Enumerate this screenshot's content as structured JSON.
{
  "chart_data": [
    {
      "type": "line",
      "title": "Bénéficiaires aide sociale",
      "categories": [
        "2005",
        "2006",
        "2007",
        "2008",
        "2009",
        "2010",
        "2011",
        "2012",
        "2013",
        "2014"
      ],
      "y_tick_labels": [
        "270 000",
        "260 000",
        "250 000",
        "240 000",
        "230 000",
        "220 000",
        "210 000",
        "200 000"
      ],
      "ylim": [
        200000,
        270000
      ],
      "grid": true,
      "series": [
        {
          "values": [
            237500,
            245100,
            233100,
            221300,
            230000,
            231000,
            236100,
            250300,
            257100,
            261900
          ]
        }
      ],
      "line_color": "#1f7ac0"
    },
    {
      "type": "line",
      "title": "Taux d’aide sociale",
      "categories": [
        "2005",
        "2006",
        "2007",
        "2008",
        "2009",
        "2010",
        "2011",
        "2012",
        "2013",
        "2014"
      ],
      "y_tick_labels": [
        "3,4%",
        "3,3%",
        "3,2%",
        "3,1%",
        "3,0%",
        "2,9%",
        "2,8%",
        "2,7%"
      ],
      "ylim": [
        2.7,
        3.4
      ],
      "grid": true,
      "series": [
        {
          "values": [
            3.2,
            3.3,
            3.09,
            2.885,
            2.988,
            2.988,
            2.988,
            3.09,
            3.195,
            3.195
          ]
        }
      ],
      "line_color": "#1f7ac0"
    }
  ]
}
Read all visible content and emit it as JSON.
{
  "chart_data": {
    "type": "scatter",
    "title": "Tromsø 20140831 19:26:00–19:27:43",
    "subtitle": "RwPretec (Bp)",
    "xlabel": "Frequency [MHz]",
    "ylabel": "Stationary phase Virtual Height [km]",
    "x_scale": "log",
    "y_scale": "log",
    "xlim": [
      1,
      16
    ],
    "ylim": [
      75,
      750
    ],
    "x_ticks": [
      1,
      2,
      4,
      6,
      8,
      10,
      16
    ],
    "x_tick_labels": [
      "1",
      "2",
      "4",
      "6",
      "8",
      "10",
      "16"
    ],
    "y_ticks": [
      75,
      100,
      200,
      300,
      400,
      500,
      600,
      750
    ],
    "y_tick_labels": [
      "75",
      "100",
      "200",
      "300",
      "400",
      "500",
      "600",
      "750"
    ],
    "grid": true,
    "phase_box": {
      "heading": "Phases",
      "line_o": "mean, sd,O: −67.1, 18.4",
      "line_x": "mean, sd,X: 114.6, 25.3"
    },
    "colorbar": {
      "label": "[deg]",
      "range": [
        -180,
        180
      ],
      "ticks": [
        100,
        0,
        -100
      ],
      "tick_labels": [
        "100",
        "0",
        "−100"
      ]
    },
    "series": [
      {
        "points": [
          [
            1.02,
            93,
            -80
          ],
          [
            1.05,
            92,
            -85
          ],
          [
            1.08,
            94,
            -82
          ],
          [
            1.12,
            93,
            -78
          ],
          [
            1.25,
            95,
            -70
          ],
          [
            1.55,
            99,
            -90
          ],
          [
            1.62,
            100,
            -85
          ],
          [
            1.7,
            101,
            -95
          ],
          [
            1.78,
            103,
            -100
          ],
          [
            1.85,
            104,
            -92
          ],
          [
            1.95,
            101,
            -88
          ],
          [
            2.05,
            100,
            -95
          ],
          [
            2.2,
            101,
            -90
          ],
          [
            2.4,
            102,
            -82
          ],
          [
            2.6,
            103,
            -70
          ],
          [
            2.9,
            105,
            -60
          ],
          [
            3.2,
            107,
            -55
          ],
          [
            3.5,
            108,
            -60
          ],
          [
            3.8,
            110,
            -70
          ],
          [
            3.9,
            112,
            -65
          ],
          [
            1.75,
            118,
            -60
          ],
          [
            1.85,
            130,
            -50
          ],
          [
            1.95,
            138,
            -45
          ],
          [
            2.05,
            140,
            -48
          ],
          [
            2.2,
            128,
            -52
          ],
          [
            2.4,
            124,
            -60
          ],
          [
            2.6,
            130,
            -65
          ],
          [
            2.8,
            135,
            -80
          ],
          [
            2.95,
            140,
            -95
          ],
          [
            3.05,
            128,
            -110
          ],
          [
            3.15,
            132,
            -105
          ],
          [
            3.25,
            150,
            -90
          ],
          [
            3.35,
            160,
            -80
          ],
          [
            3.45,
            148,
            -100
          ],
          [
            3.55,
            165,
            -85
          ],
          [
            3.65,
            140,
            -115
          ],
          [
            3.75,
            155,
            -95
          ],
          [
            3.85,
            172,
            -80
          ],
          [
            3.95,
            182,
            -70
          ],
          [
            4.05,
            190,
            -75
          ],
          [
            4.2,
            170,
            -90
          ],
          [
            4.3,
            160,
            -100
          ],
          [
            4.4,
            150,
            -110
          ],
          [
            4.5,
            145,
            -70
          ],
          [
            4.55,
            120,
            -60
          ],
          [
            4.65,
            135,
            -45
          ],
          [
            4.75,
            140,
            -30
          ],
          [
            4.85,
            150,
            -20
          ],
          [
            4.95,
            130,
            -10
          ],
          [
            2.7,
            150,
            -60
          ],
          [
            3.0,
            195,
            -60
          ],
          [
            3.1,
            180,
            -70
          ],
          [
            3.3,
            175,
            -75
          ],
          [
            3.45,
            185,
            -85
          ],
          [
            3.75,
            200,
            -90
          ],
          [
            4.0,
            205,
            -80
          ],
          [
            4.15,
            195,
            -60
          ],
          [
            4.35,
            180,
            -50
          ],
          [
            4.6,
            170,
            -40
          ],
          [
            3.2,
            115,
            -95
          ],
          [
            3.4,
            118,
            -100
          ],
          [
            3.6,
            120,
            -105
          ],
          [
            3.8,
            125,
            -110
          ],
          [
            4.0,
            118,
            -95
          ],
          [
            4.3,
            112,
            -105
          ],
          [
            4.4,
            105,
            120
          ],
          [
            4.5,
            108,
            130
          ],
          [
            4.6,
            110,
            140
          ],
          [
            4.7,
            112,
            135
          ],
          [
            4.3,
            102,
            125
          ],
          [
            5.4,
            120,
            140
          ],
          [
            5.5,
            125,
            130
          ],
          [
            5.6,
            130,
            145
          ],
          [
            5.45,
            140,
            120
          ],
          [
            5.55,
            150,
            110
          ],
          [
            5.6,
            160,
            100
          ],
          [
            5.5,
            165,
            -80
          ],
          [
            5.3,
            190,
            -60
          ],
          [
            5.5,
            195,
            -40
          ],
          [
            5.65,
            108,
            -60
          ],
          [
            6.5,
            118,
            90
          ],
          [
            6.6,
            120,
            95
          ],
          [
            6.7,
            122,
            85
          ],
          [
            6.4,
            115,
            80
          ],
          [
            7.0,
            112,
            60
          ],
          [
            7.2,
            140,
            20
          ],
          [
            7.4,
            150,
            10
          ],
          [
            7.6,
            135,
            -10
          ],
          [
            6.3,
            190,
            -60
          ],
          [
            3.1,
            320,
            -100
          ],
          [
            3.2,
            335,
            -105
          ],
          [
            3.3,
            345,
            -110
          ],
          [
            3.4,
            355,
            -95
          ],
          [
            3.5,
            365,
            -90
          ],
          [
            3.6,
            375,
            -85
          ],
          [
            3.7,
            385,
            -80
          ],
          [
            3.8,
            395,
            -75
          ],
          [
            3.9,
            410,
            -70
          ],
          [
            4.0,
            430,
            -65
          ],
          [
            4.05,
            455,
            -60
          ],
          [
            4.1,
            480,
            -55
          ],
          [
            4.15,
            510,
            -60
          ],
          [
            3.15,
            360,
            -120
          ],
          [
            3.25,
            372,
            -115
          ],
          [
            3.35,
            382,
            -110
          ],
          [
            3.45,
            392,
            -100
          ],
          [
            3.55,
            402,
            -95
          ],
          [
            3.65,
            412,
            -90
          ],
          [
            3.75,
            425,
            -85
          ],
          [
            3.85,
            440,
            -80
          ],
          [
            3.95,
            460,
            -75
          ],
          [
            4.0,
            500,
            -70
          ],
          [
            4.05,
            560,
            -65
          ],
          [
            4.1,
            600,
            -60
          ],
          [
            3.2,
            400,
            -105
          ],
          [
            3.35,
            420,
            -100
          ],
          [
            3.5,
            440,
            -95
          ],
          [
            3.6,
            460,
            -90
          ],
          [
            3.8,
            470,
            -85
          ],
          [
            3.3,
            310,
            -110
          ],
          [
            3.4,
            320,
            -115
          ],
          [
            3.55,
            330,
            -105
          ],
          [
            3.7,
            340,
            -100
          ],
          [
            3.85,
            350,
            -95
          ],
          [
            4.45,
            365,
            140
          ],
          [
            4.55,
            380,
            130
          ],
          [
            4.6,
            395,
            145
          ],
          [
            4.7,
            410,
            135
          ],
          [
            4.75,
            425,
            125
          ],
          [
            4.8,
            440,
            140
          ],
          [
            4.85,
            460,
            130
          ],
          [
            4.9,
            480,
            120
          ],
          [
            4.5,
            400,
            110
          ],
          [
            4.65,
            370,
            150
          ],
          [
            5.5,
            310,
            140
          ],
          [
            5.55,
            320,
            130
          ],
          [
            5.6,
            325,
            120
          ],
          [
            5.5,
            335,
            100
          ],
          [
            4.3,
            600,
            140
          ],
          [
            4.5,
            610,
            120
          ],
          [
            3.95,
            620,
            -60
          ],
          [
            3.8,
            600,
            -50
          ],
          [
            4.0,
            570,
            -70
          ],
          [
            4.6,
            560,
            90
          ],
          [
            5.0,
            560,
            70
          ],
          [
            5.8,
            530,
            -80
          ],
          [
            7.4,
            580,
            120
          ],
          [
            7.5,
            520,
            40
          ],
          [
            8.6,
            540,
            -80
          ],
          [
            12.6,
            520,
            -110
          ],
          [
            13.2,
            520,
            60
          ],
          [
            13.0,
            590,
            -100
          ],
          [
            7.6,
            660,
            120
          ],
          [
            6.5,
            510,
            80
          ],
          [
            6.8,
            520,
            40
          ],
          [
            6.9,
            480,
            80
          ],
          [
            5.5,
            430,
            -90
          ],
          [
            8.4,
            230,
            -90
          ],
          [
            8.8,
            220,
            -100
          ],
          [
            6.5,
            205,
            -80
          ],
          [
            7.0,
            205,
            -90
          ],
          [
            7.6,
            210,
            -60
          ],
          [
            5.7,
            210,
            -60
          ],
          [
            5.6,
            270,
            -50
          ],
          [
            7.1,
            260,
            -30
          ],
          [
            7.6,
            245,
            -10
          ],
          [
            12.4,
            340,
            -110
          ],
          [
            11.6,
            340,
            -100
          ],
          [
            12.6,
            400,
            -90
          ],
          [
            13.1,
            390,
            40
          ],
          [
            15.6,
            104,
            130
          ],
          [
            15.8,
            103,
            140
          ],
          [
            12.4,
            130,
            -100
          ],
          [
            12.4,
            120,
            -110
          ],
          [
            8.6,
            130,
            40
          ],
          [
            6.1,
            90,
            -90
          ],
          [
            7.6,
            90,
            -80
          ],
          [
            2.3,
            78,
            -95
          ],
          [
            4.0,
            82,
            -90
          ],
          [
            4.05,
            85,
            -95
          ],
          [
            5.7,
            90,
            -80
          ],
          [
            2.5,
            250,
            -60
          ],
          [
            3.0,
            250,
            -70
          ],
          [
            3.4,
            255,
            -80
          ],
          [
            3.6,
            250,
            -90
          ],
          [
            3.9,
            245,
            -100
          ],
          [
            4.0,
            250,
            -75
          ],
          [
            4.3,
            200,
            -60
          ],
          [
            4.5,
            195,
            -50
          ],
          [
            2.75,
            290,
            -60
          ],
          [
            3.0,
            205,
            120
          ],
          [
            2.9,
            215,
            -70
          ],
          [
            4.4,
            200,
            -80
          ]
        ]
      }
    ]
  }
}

-------

[WHAT THE EXERCISE ASKS]
Return from the data every line that holds "JSON".

[OUTPUT OF THE EXERCISE]
Enumerate this screenshot's content as structured JSON.
Read all visible content and emit it as JSON.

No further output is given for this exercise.